Given task:
Each line containing the word "Комаричском" must be collected.

Given entries:
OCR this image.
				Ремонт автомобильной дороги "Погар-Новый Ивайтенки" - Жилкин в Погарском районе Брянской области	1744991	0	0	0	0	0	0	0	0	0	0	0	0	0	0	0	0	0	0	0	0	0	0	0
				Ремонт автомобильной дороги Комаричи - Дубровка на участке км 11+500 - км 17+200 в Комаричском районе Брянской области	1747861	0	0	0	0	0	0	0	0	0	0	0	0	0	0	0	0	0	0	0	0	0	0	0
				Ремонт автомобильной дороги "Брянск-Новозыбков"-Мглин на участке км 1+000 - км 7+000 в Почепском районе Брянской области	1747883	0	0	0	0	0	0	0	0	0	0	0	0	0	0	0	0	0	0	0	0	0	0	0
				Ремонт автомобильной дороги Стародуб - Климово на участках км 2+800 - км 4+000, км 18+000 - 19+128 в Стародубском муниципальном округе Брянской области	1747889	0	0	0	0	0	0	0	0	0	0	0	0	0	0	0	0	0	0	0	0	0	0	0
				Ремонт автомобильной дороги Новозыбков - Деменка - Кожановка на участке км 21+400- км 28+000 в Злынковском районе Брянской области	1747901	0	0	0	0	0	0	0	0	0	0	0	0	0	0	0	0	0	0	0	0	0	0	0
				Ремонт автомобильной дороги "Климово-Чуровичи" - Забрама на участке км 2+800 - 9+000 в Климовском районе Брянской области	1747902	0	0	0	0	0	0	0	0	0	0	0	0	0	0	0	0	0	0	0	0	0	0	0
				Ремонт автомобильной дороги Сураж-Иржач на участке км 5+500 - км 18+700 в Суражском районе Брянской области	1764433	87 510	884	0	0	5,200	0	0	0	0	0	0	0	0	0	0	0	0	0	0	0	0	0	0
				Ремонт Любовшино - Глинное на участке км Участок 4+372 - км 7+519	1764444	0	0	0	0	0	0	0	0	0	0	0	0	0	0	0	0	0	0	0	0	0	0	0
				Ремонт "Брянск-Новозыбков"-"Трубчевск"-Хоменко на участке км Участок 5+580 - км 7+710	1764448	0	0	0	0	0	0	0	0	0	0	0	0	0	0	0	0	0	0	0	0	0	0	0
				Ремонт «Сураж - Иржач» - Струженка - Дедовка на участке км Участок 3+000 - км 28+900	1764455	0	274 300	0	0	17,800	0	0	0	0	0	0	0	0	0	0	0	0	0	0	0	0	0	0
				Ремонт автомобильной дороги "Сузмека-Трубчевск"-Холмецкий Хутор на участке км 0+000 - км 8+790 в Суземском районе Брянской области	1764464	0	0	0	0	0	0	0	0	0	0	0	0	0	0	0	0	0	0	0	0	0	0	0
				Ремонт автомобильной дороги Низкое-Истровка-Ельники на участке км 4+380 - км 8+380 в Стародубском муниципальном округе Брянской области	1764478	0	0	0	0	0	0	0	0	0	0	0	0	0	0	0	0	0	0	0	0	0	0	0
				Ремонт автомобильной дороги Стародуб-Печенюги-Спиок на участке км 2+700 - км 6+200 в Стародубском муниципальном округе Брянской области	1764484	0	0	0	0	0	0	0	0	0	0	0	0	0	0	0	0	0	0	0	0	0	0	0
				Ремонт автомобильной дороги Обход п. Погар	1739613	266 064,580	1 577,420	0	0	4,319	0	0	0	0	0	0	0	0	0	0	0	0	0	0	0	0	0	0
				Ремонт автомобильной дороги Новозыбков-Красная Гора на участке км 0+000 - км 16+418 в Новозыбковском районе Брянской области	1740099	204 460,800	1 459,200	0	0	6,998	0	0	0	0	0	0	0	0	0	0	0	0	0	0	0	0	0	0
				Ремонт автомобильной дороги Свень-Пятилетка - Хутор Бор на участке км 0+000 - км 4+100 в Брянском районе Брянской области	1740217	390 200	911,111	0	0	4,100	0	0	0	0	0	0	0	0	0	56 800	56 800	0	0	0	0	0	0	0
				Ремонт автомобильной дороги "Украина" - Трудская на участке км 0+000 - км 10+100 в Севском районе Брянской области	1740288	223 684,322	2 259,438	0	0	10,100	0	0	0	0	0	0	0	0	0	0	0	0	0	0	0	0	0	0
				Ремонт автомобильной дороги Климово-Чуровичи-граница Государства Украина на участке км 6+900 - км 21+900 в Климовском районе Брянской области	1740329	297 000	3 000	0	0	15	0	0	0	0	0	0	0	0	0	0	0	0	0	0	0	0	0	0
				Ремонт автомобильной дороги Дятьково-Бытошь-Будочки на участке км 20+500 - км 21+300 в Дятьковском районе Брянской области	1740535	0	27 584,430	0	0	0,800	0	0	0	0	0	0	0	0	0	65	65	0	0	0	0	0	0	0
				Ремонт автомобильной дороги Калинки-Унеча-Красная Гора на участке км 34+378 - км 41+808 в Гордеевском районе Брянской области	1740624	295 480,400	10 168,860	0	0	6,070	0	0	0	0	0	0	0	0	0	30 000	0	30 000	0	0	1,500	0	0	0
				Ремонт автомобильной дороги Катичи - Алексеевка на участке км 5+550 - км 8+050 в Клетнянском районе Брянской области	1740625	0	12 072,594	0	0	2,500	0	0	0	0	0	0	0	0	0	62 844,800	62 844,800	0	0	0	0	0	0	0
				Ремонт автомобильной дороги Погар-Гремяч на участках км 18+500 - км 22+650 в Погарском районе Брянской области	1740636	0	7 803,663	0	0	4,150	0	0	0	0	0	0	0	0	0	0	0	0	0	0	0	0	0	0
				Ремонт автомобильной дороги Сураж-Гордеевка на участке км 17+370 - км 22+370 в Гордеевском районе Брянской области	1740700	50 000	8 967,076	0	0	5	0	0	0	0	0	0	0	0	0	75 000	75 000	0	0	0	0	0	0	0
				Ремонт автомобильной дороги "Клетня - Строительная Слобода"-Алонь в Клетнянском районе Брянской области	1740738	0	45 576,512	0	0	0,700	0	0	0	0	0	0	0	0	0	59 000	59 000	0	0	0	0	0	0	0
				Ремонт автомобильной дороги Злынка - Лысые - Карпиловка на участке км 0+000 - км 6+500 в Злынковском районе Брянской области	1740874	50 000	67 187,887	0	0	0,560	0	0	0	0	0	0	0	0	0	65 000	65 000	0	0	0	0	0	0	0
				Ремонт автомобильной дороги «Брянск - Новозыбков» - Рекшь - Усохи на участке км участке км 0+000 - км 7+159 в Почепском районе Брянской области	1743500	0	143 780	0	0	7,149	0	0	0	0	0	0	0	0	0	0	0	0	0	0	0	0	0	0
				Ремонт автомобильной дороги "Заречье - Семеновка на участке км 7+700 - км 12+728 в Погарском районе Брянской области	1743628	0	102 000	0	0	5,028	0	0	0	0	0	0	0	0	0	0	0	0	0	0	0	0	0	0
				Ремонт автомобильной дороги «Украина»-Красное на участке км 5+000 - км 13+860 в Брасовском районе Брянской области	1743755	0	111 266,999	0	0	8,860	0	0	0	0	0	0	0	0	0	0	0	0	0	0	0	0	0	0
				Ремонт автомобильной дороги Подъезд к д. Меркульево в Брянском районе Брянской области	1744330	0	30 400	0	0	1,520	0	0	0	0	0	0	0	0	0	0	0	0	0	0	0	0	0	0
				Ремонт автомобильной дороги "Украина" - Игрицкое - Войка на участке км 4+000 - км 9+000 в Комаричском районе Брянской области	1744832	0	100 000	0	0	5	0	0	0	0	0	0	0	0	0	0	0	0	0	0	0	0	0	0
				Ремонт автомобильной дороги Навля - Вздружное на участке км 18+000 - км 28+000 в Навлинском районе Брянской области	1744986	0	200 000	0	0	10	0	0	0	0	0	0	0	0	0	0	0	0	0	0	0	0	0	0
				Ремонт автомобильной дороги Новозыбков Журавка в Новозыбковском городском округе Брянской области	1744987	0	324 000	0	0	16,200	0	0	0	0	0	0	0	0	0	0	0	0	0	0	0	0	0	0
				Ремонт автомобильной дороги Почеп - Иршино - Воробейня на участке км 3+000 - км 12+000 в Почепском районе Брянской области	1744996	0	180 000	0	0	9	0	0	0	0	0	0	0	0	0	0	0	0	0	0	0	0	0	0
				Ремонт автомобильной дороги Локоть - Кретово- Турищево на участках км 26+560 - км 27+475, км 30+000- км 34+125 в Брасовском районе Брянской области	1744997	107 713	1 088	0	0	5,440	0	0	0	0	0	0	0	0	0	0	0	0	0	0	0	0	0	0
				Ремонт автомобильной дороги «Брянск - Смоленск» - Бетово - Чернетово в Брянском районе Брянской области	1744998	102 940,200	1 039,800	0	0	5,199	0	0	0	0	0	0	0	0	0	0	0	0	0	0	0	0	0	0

Task response:
				Ремонт автомобильной дороги Комаричи - Дубровка на участке км 11+500 - км 17+200 в Комаричском районе Брянской области	1747861	0	0	0	0	0	0	0	0	0	0	0	0	0	0	0	0	0	0	0	0	0	0	0
				Ремонт автомобильной дороги "Украина" - Игрицкое - Войка на участке км 4+000 - км 9+000 в Комаричском районе Брянской области	1744832	0	100 000	0	0	5	0	0	0	0	0	0	0	0	0	0	0	0	0	0	0	0	0	0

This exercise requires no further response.